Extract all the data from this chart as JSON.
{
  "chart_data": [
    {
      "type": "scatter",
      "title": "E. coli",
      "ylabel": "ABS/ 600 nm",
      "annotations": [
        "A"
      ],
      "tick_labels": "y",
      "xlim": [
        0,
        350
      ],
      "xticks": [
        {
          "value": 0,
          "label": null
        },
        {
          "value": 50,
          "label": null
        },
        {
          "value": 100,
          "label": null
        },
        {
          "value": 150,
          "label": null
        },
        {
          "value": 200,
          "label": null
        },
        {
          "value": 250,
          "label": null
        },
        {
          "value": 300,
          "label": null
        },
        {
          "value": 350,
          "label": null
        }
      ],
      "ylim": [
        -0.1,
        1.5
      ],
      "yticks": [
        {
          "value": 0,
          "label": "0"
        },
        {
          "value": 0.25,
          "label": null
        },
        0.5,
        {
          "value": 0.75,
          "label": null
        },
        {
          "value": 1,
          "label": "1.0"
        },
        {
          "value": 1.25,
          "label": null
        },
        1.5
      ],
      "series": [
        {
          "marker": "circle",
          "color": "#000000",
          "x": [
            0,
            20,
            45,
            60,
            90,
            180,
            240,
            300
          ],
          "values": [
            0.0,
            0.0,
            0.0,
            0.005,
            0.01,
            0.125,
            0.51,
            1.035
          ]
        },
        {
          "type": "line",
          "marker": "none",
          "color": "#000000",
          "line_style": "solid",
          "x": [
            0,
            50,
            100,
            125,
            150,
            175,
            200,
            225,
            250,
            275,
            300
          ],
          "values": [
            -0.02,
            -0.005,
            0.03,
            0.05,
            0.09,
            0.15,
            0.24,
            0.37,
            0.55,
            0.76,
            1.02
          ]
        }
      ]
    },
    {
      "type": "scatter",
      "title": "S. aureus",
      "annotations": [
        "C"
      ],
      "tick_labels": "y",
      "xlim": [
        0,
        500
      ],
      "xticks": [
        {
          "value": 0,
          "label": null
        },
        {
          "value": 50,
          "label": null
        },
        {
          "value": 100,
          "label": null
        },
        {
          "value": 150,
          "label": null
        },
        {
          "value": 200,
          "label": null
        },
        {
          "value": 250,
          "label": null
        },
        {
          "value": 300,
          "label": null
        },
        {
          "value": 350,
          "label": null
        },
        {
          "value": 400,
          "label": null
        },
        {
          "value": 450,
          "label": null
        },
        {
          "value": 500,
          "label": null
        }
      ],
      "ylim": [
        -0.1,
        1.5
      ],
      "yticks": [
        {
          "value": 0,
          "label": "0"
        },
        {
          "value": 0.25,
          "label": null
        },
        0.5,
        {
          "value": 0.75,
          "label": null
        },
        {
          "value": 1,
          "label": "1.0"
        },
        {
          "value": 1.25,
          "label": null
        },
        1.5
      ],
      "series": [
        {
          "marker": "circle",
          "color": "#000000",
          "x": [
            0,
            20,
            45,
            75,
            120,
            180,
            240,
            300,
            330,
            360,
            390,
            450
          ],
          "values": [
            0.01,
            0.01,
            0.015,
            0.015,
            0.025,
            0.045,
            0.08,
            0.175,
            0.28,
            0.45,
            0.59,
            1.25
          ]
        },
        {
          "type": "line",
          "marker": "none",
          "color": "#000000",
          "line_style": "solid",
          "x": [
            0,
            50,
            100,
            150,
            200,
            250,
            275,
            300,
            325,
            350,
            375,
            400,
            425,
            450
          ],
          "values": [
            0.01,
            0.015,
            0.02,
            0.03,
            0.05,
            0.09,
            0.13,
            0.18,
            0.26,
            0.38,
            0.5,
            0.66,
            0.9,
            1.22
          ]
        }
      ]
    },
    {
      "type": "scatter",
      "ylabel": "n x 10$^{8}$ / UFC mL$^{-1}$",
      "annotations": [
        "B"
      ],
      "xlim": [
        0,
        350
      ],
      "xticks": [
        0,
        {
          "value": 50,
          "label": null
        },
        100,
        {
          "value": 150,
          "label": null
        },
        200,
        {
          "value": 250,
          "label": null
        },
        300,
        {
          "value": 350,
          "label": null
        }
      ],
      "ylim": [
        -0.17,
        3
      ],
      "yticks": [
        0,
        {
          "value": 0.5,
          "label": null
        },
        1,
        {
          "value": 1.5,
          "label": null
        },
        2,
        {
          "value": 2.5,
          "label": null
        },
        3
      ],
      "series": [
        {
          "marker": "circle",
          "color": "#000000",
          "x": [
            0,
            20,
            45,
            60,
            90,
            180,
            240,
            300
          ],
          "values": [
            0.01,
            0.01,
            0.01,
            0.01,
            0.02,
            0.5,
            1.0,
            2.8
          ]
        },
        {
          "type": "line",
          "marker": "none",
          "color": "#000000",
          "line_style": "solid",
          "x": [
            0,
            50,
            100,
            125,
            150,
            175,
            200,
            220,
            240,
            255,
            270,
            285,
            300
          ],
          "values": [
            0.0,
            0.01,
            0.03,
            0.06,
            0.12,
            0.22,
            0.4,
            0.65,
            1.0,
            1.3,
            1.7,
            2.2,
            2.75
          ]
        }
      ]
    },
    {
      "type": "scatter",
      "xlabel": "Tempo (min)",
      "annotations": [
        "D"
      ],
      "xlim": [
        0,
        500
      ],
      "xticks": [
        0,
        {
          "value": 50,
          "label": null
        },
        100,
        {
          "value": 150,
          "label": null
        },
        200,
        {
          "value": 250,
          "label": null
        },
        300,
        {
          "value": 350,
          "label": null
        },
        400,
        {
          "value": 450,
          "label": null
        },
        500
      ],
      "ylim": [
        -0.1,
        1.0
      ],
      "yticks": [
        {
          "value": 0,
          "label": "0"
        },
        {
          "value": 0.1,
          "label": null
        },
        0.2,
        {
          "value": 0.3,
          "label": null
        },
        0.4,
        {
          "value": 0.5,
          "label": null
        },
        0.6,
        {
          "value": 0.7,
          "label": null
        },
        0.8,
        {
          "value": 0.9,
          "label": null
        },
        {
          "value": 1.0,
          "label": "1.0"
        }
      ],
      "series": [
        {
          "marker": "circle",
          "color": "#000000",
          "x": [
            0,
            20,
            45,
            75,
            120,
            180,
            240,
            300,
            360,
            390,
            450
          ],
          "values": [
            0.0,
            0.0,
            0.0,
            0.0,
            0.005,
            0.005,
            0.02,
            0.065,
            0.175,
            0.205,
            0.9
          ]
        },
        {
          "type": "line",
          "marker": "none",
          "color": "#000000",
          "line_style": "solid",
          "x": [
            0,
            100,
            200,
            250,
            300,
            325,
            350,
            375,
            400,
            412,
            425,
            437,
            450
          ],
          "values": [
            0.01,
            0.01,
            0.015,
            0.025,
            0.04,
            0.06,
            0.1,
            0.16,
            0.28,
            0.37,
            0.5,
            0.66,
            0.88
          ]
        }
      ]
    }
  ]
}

---+---

▶ [EXERCISE BRIEF]: Retype every entry above, word for word.

▶ [EXERCISE RESULT]:
Extract all the data from this chart as JSON.
{
  "chart_data": [
    {
      "type": "scatter",
      "title": "E. coli",
      "ylabel": "ABS/ 600 nm",
      "annotations": [
        "A"
      ],
      "tick_labels": "y",
      "xlim": [
        0,
        350
      ],
      "xticks": [
        {
          "value": 0,
          "label": null
        },
        {
          "value": 50,
          "label": null
        },
        {
          "value": 100,
          "label": null
        },
        {
          "value": 150,
          "label": null
        },
        {
          "value": 200,
          "label": null
        },
        {
          "value": 250,
          "label": null
        },
        {
          "value": 300,
          "label": null
        },
        {
          "value": 350,
          "label": null
        }
      ],
      "ylim": [
        -0.1,
        1.5
      ],
      "yticks": [
        {
          "value": 0,
          "label": "0"
        },
        {
          "value": 0.25,
          "label": null
        },
        0.5,
        {
          "value": 0.75,
          "label": null
        },
        {
          "value": 1,
          "label": "1.0"
        },
        {
          "value": 1.25,
          "label": null
        },
        1.5
      ],
      "series": [
        {
          "marker": "circle",
          "color": "#000000",
          "x": [
            0,
            20,
            45,
            60,
            90,
            180,
            240,
            300
          ],
          "values": [
            0.0,
            0.0,
            0.0,
            0.005,
            0.01,
            0.125,
            0.51,
            1.035
          ]
        },
        {
          "type": "line",
          "marker": "none",
          "color": "#000000",
          "line_style": "solid",
          "x": [
            0,
            50,
            100,
            125,
            150,
            175,
            200,
            225,
            250,
            275,
            300
          ],
          "values": [
            -0.02,
            -0.005,
            0.03,
            0.05,
            0.09,
            0.15,
            0.24,
            0.37,
            0.55,
            0.76,
            1.02
          ]
        }
      ]
    },
    {
      "type": "scatter",
      "title": "S. aureus",
      "annotations": [
        "C"
      ],
      "tick_labels": "y",
      "xlim": [
        0,
        500
      ],
      "xticks": [
        {
          "value": 0,
          "label": null
        },
        {
          "value": 50,
          "label": null
        },
        {
          "value": 100,
          "label": null
        },
        {
          "value": 150,
          "label": null
        },
        {
          "value": 200,
          "label": null
        },
        {
          "value": 250,
          "label": null
        },
        {
          "value": 300,
          "label": null
        },
        {
          "value": 350,
          "label": null
        },
        {
          "value": 400,
          "label": null
        },
        {
          "value": 450,
          "label": null
        },
        {
          "value": 500,
          "label": null
        }
      ],
      "ylim": [
        -0.1,
        1.5
      ],
      "yticks": [
        {
          "value": 0,
          "label": "0"
        },
        {
          "value": 0.25,
          "label": null
        },
        0.5,
        {
          "value": 0.75,
          "label": null
        },
        {
          "value": 1,
          "label": "1.0"
        },
        {
          "value": 1.25,
          "label": null
        },
        1.5
      ],
      "series": [
        {
          "marker": "circle",
          "color": "#000000",
          "x": [
            0,
            20,
            45,
            75,
            120,
            180,
            240,
            300,
            330,
            360,
            390,
            450
          ],
          "values": [
            0.01,
            0.01,
            0.015,
            0.015,
            0.025,
            0.045,
            0.08,
            0.175,
            0.28,
            0.45,
            0.59,
            1.25
          ]
        },
        {
          "type": "line",
          "marker": "none",
          "color": "#000000",
          "line_style": "solid",
          "x": [
            0,
            50,
            100,
            150,
            200,
            250,
            275,
            300,
            325,
            350,
            375,
            400,
            425,
            450
          ],
          "values": [
            0.01,
            0.015,
            0.02,
            0.03,
            0.05,
            0.09,
            0.13,
            0.18,
            0.26,
            0.38,
            0.5,
            0.66,
            0.9,
            1.22
          ]
        }
      ]
    },
    {
      "type": "scatter",
      "ylabel": "n x 10$^{8}$ / UFC mL$^{-1}$",
      "annotations": [
        "B"
      ],
      "xlim": [
        0,
        350
      ],
      "xticks": [
        0,
        {
          "value": 50,
          "label": null
        },
        100,
        {
          "value": 150,
          "label": null
        },
        200,
        {
          "value": 250,
          "label": null
        },
        300,
        {
          "value": 350,
          "label": null
        }
      ],
      "ylim": [
        -0.17,
        3
      ],
      "yticks": [
        0,
        {
          "value": 0.5,
          "label": null
        },
        1,
        {
          "value": 1.5,
          "label": null
        },
        2,
        {
          "value": 2.5,
          "label": null
        },
        3
      ],
      "series": [
        {
          "marker": "circle",
          "color": "#000000",
          "x": [
            0,
            20,
            45,
            60,
            90,
            180,
            240,
            300
          ],
          "values": [
            0.01,
            0.01,
            0.01,
            0.01,
            0.02,
            0.5,
            1.0,
            2.8
          ]
        },
        {
          "type": "line",
          "marker": "none",
          "color": "#000000",
          "line_style": "solid",
          "x": [
            0,
            50,
            100,
            125,
            150,
            175,
            200,
            220,
            240,
            255,
            270,
            285,
            300
          ],
          "values": [
            0.0,
            0.01,
            0.03,
            0.06,
            0.12,
            0.22,
            0.4,
            0.65,
            1.0,
            1.3,
            1.7,
            2.2,
            2.75
          ]
        }
      ]
    },
    {
      "type": "scatter",
      "xlabel": "Tempo (min)",
      "annotations": [
        "D"
      ],
      "xlim": [
        0,
        500
      ],
      "xticks": [
        0,
        {
          "value": 50,
          "label": null
        },
        100,
        {
          "value": 150,
          "label": null
        },
        200,
        {
          "value": 250,
          "label": null
        },
        300,
        {
          "value": 350,
          "label": null
        },
        400,
        {
          "value": 450,
          "label": null
        },
        500
      ],
      "ylim": [
        -0.1,
        1.0
      ],
      "yticks": [
        {
          "value": 0,
          "label": "0"
        },
        {
          "value": 0.1,
          "label": null
        },
        0.2,
        {
          "value": 0.3,
          "label": null
        },
        0.4,
        {
          "value": 0.5,
          "label": null
        },
        0.6,
        {
          "value": 0.7,
          "label": null
        },
        0.8,
        {
          "value": 0.9,
          "label": null
        },
        {
          "value": 1.0,
          "label": "1.0"
        }
      ],
      "series": [
        {
          "marker": "circle",
          "color": "#000000",
          "x": [
            0,
            20,
            45,
            75,
            120,
            180,
            240,
            300,
            360,
            390,
            450
          ],
          "values": [
            0.0,
            0.0,
            0.0,
            0.0,
            0.005,
            0.005,
            0.02,
            0.065,
            0.175,
            0.205,
            0.9
          ]
        },
        {
          "type": "line",
          "marker": "none",
          "color": "#000000",
          "line_style": "solid",
          "x": [
            0,
            100,
            200,
            250,
            300,
            325,
            350,
            375,
            400,
            412,
            425,
            437,
            450
          ],
          "values": [
            0.01,
            0.01,
            0.015,
            0.025,
            0.04,
            0.06,
            0.1,
            0.16,
            0.28,
            0.37,
            0.5,
            0.66,
            0.88
          ]
        }
      ]
    }
  ]
}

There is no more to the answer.